[WHAT TO PRODUCE] Go through the lines below. Copy those with "dieser".

[Dataset rows]
·····
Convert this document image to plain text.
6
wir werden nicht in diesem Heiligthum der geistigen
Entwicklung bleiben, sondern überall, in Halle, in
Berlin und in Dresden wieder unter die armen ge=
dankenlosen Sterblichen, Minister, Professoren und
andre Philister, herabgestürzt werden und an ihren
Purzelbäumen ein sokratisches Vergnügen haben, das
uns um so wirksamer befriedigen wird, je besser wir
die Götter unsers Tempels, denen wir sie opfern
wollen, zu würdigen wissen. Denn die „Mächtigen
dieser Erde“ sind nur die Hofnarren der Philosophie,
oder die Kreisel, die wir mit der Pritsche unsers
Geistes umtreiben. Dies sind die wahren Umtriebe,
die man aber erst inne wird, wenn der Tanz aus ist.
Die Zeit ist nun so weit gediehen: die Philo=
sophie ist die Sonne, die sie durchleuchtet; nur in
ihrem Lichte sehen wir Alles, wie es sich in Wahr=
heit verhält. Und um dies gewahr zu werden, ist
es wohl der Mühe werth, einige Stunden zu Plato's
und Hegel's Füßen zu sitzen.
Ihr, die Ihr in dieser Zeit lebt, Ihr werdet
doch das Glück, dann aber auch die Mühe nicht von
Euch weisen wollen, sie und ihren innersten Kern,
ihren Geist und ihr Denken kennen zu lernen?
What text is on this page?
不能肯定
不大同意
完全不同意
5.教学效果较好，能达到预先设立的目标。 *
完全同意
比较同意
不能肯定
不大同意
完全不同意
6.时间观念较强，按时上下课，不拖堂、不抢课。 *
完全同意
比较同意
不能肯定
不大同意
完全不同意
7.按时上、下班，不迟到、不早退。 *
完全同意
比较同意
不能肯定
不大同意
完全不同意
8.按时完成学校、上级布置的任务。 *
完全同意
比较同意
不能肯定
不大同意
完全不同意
·····
[THE COMPLETED TASK]
dieser Erde“ sind nur die Hofnarren der Philosophie,
Ihr, die Ihr in dieser Zeit lebt, Ihr werdet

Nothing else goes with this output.